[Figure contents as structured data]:
— start —
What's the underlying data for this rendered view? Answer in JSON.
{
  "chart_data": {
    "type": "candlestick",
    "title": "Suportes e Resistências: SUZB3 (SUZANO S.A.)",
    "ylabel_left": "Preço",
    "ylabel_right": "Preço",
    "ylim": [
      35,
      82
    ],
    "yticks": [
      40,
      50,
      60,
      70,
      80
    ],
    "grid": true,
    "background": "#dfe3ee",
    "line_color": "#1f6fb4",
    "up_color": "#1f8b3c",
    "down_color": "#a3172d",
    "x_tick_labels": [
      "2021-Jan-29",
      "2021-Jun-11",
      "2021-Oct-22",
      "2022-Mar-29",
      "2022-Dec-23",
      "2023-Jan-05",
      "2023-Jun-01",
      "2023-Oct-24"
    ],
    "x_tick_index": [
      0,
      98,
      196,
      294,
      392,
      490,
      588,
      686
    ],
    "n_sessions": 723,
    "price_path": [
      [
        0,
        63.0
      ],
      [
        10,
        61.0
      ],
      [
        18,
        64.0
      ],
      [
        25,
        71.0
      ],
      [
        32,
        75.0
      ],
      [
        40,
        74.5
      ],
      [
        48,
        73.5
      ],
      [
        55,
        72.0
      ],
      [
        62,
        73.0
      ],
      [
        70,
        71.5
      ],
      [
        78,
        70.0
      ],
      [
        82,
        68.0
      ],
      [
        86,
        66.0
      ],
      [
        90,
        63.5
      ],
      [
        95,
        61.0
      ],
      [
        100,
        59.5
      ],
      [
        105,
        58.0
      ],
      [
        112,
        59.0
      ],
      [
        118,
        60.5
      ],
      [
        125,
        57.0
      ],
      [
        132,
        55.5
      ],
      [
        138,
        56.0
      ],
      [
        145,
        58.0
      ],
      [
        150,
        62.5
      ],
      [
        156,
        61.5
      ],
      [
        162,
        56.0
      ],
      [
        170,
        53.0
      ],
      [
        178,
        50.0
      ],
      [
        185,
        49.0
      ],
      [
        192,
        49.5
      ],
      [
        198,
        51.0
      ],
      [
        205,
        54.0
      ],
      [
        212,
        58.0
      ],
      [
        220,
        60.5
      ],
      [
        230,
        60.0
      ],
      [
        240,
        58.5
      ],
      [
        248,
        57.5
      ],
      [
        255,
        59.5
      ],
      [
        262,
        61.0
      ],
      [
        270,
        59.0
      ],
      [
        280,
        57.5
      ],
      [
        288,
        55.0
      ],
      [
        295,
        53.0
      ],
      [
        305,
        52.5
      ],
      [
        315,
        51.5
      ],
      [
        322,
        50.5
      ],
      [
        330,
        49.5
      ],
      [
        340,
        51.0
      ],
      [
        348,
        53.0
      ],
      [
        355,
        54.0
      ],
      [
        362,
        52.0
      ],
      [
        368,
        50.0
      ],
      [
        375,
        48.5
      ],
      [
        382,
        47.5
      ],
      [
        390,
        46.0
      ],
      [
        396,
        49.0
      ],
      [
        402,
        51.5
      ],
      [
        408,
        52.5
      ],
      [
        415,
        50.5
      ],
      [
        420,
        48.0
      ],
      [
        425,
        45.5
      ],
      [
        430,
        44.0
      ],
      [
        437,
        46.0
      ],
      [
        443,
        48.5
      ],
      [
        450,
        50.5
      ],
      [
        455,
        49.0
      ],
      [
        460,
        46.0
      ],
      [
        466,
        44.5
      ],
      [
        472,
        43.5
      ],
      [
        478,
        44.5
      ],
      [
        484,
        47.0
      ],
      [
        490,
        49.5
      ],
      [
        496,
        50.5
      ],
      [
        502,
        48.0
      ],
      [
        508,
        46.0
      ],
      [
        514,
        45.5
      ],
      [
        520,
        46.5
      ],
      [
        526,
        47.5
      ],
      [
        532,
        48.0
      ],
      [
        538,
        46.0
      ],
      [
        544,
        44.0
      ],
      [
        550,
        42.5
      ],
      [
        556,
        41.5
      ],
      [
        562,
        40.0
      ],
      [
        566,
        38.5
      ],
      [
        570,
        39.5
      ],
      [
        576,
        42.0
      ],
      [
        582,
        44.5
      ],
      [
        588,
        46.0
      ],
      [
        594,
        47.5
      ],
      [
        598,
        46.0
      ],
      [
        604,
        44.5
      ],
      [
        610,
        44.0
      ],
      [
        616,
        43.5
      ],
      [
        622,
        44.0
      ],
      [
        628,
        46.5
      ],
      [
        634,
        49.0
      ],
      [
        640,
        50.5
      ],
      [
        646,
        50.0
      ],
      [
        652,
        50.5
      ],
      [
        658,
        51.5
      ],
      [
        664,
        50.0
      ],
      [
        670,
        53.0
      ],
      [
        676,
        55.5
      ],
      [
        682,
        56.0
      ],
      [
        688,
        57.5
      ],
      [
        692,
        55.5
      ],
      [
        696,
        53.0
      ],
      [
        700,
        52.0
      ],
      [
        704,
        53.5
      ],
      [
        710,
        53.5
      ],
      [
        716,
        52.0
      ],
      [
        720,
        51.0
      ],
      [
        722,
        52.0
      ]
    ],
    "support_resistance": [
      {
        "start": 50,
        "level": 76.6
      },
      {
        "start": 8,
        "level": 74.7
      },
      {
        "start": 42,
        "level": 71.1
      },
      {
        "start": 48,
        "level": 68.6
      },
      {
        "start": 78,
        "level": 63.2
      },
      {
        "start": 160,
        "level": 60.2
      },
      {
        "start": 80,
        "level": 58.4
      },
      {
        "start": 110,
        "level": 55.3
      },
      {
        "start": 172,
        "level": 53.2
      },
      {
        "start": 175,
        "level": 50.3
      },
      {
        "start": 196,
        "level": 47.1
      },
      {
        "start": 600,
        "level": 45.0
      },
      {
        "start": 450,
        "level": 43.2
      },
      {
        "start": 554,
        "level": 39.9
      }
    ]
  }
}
— end —
[REQUIREMENT]: Copy all the records above precisely.

[CORRECT RESULT]:
What's the underlying data for this rendered view? Answer in JSON.
{
  "chart_data": {
    "type": "candlestick",
    "title": "Suportes e Resistências: SUZB3 (SUZANO S.A.)",
    "ylabel_left": "Preço",
    "ylabel_right": "Preço",
    "ylim": [
      35,
      82
    ],
    "yticks": [
      40,
      50,
      60,
      70,
      80
    ],
    "grid": true,
    "background": "#dfe3ee",
    "line_color": "#1f6fb4",
    "up_color": "#1f8b3c",
    "down_color": "#a3172d",
    "x_tick_labels": [
      "2021-Jan-29",
      "2021-Jun-11",
      "2021-Oct-22",
      "2022-Mar-29",
      "2022-Dec-23",
      "2023-Jan-05",
      "2023-Jun-01",
      "2023-Oct-24"
    ],
    "x_tick_index": [
      0,
      98,
      196,
      294,
      392,
      490,
      588,
      686
    ],
    "n_sessions": 723,
    "price_path": [
      [
        0,
        63.0
      ],
      [
        10,
        61.0
      ],
      [
        18,
        64.0
      ],
      [
        25,
        71.0
      ],
      [
        32,
        75.0
      ],
      [
        40,
        74.5
      ],
      [
        48,
        73.5
      ],
      [
        55,
        72.0
      ],
      [
        62,
        73.0
      ],
      [
        70,
        71.5
      ],
      [
        78,
        70.0
      ],
      [
        82,
        68.0
      ],
      [
        86,
        66.0
      ],
      [
        90,
        63.5
      ],
      [
        95,
        61.0
      ],
      [
        100,
        59.5
      ],
      [
        105,
        58.0
      ],
      [
        112,
        59.0
      ],
      [
        118,
        60.5
      ],
      [
        125,
        57.0
      ],
      [
        132,
        55.5
      ],
      [
        138,
        56.0
      ],
      [
        145,
        58.0
      ],
      [
        150,
        62.5
      ],
      [
        156,
        61.5
      ],
      [
        162,
        56.0
      ],
      [
        170,
        53.0
      ],
      [
        178,
        50.0
      ],
      [
        185,
        49.0
      ],
      [
        192,
        49.5
      ],
      [
        198,
        51.0
      ],
      [
        205,
        54.0
      ],
      [
        212,
        58.0
      ],
      [
        220,
        60.5
      ],
      [
        230,
        60.0
      ],
      [
        240,
        58.5
      ],
      [
        248,
        57.5
      ],
      [
        255,
        59.5
      ],
      [
        262,
        61.0
      ],
      [
        270,
        59.0
      ],
      [
        280,
        57.5
      ],
      [
        288,
        55.0
      ],
      [
        295,
        53.0
      ],
      [
        305,
        52.5
      ],
      [
        315,
        51.5
      ],
      [
        322,
        50.5
      ],
      [
        330,
        49.5
      ],
      [
        340,
        51.0
      ],
      [
        348,
        53.0
      ],
      [
        355,
        54.0
      ],
      [
        362,
        52.0
      ],
      [
        368,
        50.0
      ],
      [
        375,
        48.5
      ],
      [
        382,
        47.5
      ],
      [
        390,
        46.0
      ],
      [
        396,
        49.0
      ],
      [
        402,
        51.5
      ],
      [
        408,
        52.5
      ],
      [
        415,
        50.5
      ],
      [
        420,
        48.0
      ],
      [
        425,
        45.5
      ],
      [
        430,
        44.0
      ],
      [
        437,
        46.0
      ],
      [
        443,
        48.5
      ],
      [
        450,
        50.5
      ],
      [
        455,
        49.0
      ],
      [
        460,
        46.0
      ],
      [
        466,
        44.5
      ],
      [
        472,
        43.5
      ],
      [
        478,
        44.5
      ],
      [
        484,
        47.0
      ],
      [
        490,
        49.5
      ],
      [
        496,
        50.5
      ],
      [
        502,
        48.0
      ],
      [
        508,
        46.0
      ],
      [
        514,
        45.5
      ],
      [
        520,
        46.5
      ],
      [
        526,
        47.5
      ],
      [
        532,
        48.0
      ],
      [
        538,
        46.0
      ],
      [
        544,
        44.0
      ],
      [
        550,
        42.5
      ],
      [
        556,
        41.5
      ],
      [
        562,
        40.0
      ],
      [
        566,
        38.5
      ],
      [
        570,
        39.5
      ],
      [
        576,
        42.0
      ],
      [
        582,
        44.5
      ],
      [
        588,
        46.0
      ],
      [
        594,
        47.5
      ],
      [
        598,
        46.0
      ],
      [
        604,
        44.5
      ],
      [
        610,
        44.0
      ],
      [
        616,
        43.5
      ],
      [
        622,
        44.0
      ],
      [
        628,
        46.5
      ],
      [
        634,
        49.0
      ],
      [
        640,
        50.5
      ],
      [
        646,
        50.0
      ],
      [
        652,
        50.5
      ],
      [
        658,
        51.5
      ],
      [
        664,
        50.0
      ],
      [
        670,
        53.0
      ],
      [
        676,
        55.5
      ],
      [
        682,
        56.0
      ],
      [
        688,
        57.5
      ],
      [
        692,
        55.5
      ],
      [
        696,
        53.0
      ],
      [
        700,
        52.0
      ],
      [
        704,
        53.5
      ],
      [
        710,
        53.5
      ],
      [
        716,
        52.0
      ],
      [
        720,
        51.0
      ],
      [
        722,
        52.0
      ]
    ],
    "support_resistance": [
      {
        "start": 50,
        "level": 76.6
      },
      {
        "start": 8,
        "level": 74.7
      },
      {
        "start": 42,
        "level": 71.1
      },
      {
        "start": 48,
        "level": 68.6
      },
      {
        "start": 78,
        "level": 63.2
      },
      {
        "start": 160,
        "level": 60.2
      },
      {
        "start": 80,
        "level": 58.4
      },
      {
        "start": 110,
        "level": 55.3
      },
      {
        "start": 172,
        "level": 53.2
      },
      {
        "start": 175,
        "level": 50.3
      },
      {
        "start": 196,
        "level": 47.1
      },
      {
        "start": 600,
        "level": 45.0
      },
      {
        "start": 450,
        "level": 43.2
      },
      {
        "start": 554,
        "level": 39.9
      }
    ]
  }
}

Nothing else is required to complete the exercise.